Exercício proposto: Dê continuidade ao texto abaixo sobre a execução, pela Justiça do Trabalho, das contribuições devidas à Previdência Social, começando logo após a última frase apresentada.
··· Texto fornecido
Quanto ao recurso a ser interposto pelo INSS, não deixa de ser ordinário pelo fato de esta autarquia não necessitar fazer o depósito pecuniário de que trata o art. 899, § 1.º, da CLT, e de não ser interposto por quem figurou como parte, no processo de conhecimento. No sistema peculiar do processo do trabalho, a definição quanto a ser ordinário, ou não, determinado recurso, está ligada, exclusivamente, ao processo em que a sentença foi emitida: se no cognitivo, o recurso será o ordinário (CLT, art. 895, alínea a); se no de execução, será o agravo de petição (CLT, art. 897, letra a, § 8.º).

“Art. 876 (...)

(...)

Parágrafo único. A Justiça do Trabalho executará, de ofício, as contribuições sociais previstas na alínea a do inciso I e no inciso II do art. 195 da Constituição Federal, e seus acréscimos legais, relativas ao objeto da condenação constante das sentenças que proferir e dos acordos que homologar.” (NR)

A possibilidade de execução ex officio, pelos Juízes do Trabalho, das contribuições devidas à Previdência Social está prevista, acima de tudo, no art. 114, VIII, da Constituição Federal, com a redação imposta pela Emenda n. 45/2004. Anteriormente, a matéria era regida pelo § 3.º, da precitada norma constitucional.

A propósito, a iniciativa do juiz na execução trabalhista de modo geral está prevista no art. 878, caput, da CLT, cuja regra, como dissemos há pouco, não foi derrogada pelo art. 4.º da Lei n. 5.584, de 26 de junho de 1970, pois esta norma nada mais fez do que reiterar a regra contida no referido art. 878 da CLT. O que houve, foi uma limitação dessa faculdade judicial aos casos em que as partes não estiverem representadas por advogados. Ademais, o inciso VIII, do art. 114, da Constituição Federal, atribui, expressamente, ao Juiz do Trabalho poderes para promover, ex officio, a cobrança das contribuições devidas à Previdência Social.
······
··· Trecho de dados
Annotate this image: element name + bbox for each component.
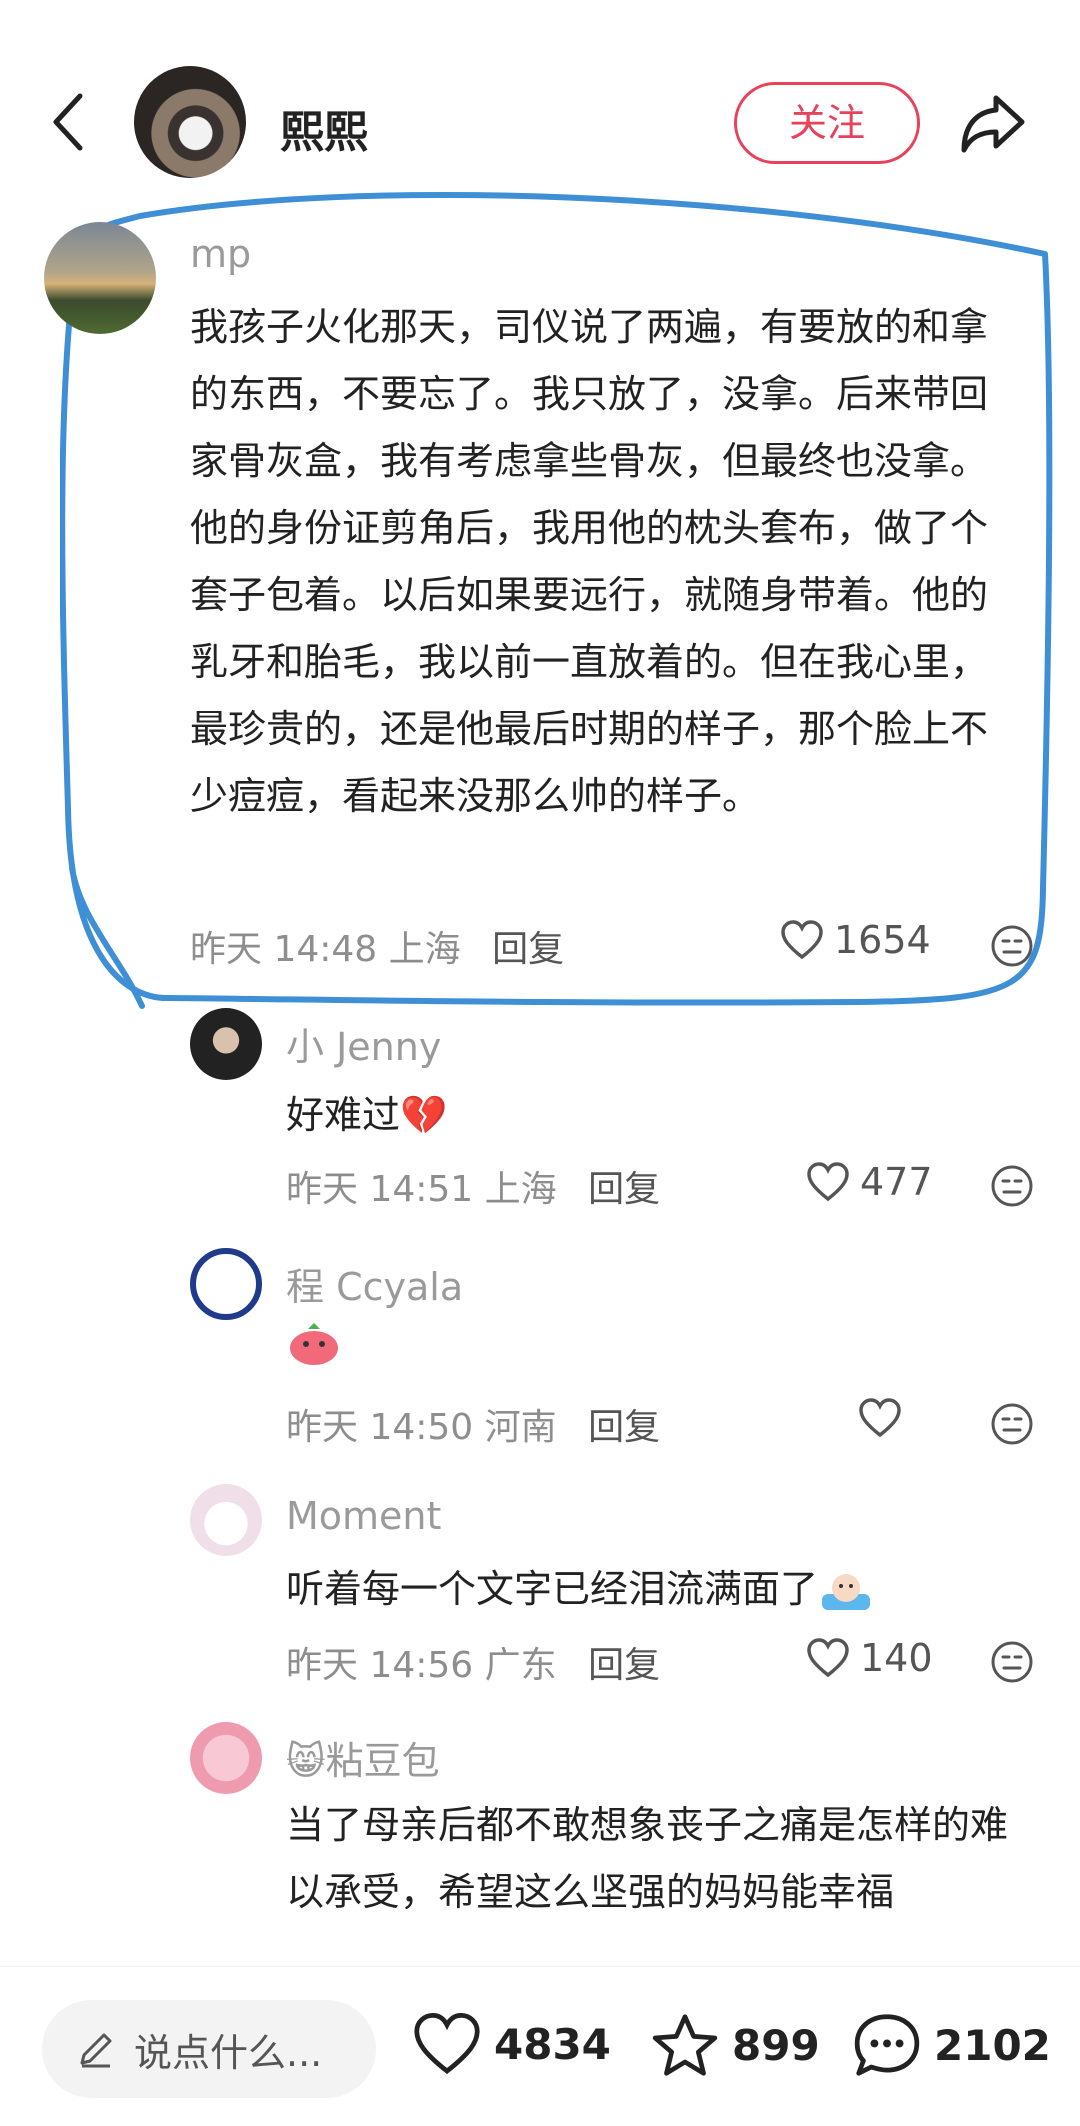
······
Resposta:
Desse modo, deixando a parte de recolher a contribuição previdenciária que lhe incumbia, o Juiz, por sua iniciativa, dará início à execução forçada por quantia certa.

Page 546

Cabe inserir, aqui, uma observação importante: os créditos previdenciários, cuja execução o Juiz do Trabalho pode determinar de ofício, não são, apenas, aqueles derivantes de sentença condenatória ou homologatória de transação, emitidas em causas envolvendo trabalhadores e empregadores. Admitida a competência da Justiça do Trabalho para solucionar conflitos de interesses oriundos de contratos de empreitada, em que o empreiteiro seja operário ou artífice (CLT, art. 652, letra a, inciso III), parece-nos irrecusável a competência da Justiça do Trabalho para ordenar a execução das contribuições previdenciárias devidas, neste caso. O mesmo podemos dizer quanto aos denominados trabalhadores avulsos, a que se refere o inciso XXXIV, do art. 7.º, da Constituição Federal.

Em resumo, pensamos que o inciso VIII, do art. 114, da Constituição, não deva receber interpretação restritiva, mediante a qual se entenda que a competência da Justiça do Trabalho, quanto à execução (ex officio) das contribuições previdenciárias, fique circunscrita às causas envolvendo trabalhadores e empregadores. A interpretação há que ser ampla, de forma que permita essa execução em todos os conflitos de interesses, para cuja solução a Justiça do Trabalho possua competência.

O que se exige, para isso, é que o título judicial seja sentença condenatória do pagamento de determinadas quantias, ou homologatória de transação realizada pelas partes.

“Art. 878-A. Faculta-se ao devedor o pagamento imediato da...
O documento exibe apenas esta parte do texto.